§ 実施する課題
**1.** 小説紹介の文章のうち、「もともとこの作品はラジオドラ」を含む語句で始まり「色々な意味で涙が出てきます。」で終わる部分を、一字も変えずに書き写してください。
**2.** 小説紹介の文章によると、『少女架刑』の少女は何歳で死亡しましたか。

§ 読解用の文章
独特の読後感を与える小説集
面白いだけでなく、読んだ後に何とも言えないような、煩悶ともいえる感覚を味わえる小説を集めてみました。「じゃ、いっちょ読んでみるか…」となっていただければ幸いですが、モヤモヤするのも事実なので、自己責任でどうぞ。別段ホラーでもないんですけどね。
『占拠された屋敷』(フリオ・コルタサル)
数名は楽に暮らせそうな広い屋敷。丈夫な樫の木材のドアでで前部分と奥部分が分かれており、中年の兄妹が二人きりで暮らしています。結婚はしておらず、土地代により、あくせく働くこともせず、家事が終わればお互い自分の好きなことをしていました。が、ある日異変が…屋敷の奥部分が何者かに「占拠される」のです。「占拠したもの」の正体、そもそも「占拠する」ということがどういうものなのか、最後まで説明はありません。しかし、兄妹は樫の木でできたドアの鍵を閉め、かんぬきまでかけ、二度と奥へは行きませんでした。10ページ足らずの作品の中、分かっているのは「兄妹の境遇」と「屋敷が何かに乗っ取られた」こと、そして「占拠された」かどうかは、「物音」で分かることくらいです。怖いというより戸惑いを覚える作品ですが、何度も読み返したくなるから不思議です。画像の短編集には他にもどこか非現実的な作品が収録されています。『悪魔の涎』『続いている公園』など、『世にも奇妙な物語』で映像化して欲しい(後者は無理かも)ほどです。
『少女架刑』(吉村昭)
女の子の死体を解剖する話、といっても猟奇ものではありません。語り手は死体ご本人。恐らく昭和の貧乏長屋で生まれ育った少女が16歳にして死亡し、大学病院に「標本」として売られる、というのが実情です。生前中々美少女だったようですが、皮膚も内臓もすべて、新鮮な標本としてとられます。一応感覚はあるようですが、痛みはないのか、淡々と自分が解剖されていくさまを語ります。淡々としすぎていて、逆に怖くないほどです。一方で、脳を失ってもまだ意識がある彼女は過去を回想したり、これからどうなるんだろうかと思ったり、職員たちの話を聞いていたり…静かな声で朗読しているかのような印象の文体で物語は進んでいきます。彼女は最終的にどうなるのか…?個人的には何とも言えない気持ちになりました。
『おしまいの日』(新井素子)
もともとこの作品はラジオドラマで知ったのですが、これまた精神に来る話です。「24時間戦えますか」の時代、異例の出世を果たしがため仕事づめの夫と、その心配をする妻。なまじ趣味がなく、子供もいない状態の中、妻は次第に心を病んでいく…この二人があと15年ほど遅く生まれていたなら、或いは…などと思い、「どうにかできないのか」と言いたくなりました。でも、文体がどこか優しげで、色々な意味で涙が出てきます。

データセットの項目:
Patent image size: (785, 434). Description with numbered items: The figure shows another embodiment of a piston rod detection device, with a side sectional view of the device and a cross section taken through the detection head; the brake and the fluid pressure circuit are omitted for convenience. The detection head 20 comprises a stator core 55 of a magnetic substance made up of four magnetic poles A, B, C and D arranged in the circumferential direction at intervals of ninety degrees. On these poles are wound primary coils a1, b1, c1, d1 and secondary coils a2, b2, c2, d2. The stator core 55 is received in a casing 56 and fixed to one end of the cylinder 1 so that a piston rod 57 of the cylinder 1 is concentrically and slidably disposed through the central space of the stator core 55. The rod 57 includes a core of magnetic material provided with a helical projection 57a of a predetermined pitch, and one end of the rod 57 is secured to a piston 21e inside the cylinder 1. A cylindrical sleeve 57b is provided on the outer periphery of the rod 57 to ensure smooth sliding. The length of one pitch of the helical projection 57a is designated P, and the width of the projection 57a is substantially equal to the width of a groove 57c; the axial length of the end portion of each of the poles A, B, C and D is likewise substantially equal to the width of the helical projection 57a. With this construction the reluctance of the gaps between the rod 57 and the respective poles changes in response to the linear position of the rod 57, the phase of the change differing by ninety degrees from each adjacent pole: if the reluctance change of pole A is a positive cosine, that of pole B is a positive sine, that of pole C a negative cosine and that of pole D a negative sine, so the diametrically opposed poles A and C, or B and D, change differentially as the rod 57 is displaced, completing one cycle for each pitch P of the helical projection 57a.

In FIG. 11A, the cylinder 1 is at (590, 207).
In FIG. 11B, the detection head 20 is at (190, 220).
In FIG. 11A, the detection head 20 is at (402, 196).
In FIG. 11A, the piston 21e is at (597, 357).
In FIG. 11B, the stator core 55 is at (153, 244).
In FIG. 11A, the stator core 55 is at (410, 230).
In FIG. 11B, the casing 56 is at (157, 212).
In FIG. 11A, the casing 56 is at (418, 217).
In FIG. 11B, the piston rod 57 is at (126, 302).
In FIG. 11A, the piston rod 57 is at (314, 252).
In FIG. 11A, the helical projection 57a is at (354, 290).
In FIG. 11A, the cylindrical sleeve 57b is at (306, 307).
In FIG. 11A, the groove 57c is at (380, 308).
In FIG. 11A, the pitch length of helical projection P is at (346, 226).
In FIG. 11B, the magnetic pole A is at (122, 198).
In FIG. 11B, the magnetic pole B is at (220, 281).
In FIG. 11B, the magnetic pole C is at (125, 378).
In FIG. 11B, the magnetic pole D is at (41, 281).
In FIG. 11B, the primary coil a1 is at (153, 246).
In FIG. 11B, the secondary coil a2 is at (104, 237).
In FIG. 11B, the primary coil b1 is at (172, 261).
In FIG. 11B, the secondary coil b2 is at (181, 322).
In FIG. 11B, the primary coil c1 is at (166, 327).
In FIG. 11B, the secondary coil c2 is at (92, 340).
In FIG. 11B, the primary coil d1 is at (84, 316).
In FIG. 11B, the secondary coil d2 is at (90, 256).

§ 課題別の解答
**1.**
もともとこの作品はラジオドラマで知ったのですが、これまた精神に来る話です。「24時間戦えますか」の時代、異例の出世を果たしがため仕事づめの夫と、その心配をする妻。なまじ趣味がなく、子供もいない状態の中、妻は次第に心を病んでいく…この二人があと15年ほど遅く生まれていたなら、或いは…などと思い、「どうにかできないのか」と言いたくなりました。でも、文体がどこか優しげで、色々な意味で涙が出てきます。

**2.** 16歳です。